--- The exercise ---
Copy out every line that contains "Inverter".

--- Records provided ---
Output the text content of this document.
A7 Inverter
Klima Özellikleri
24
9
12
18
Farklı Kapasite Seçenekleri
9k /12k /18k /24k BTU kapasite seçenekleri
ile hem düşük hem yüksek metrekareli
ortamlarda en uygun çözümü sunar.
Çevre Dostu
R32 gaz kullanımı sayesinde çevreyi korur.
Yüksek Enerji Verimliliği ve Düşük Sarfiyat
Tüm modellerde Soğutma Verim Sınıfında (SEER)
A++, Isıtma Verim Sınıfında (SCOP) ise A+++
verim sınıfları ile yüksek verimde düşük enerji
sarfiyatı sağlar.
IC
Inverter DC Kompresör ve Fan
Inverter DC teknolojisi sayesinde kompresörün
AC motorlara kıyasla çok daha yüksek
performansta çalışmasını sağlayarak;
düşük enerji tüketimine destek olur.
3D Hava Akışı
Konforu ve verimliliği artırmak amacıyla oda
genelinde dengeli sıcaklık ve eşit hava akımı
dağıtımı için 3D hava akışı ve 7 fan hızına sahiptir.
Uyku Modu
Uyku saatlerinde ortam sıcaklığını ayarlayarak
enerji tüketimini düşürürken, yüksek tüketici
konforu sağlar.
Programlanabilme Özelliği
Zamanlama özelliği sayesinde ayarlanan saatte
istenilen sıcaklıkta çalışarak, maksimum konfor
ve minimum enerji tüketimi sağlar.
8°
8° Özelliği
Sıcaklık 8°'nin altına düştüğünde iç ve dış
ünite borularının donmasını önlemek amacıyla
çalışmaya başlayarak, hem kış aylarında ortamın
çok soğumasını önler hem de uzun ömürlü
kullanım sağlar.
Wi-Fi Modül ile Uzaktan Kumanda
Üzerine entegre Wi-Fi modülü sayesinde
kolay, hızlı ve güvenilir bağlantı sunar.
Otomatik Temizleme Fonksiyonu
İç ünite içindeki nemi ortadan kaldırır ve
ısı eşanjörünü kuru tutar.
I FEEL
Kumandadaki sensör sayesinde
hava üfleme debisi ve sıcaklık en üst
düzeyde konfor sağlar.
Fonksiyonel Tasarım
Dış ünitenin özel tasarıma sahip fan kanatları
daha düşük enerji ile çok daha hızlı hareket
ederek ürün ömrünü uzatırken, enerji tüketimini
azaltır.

--- Correct result ---
A7 Inverter
Inverter DC Kompresör ve Fan
Inverter DC teknolojisi sayesinde kompresörün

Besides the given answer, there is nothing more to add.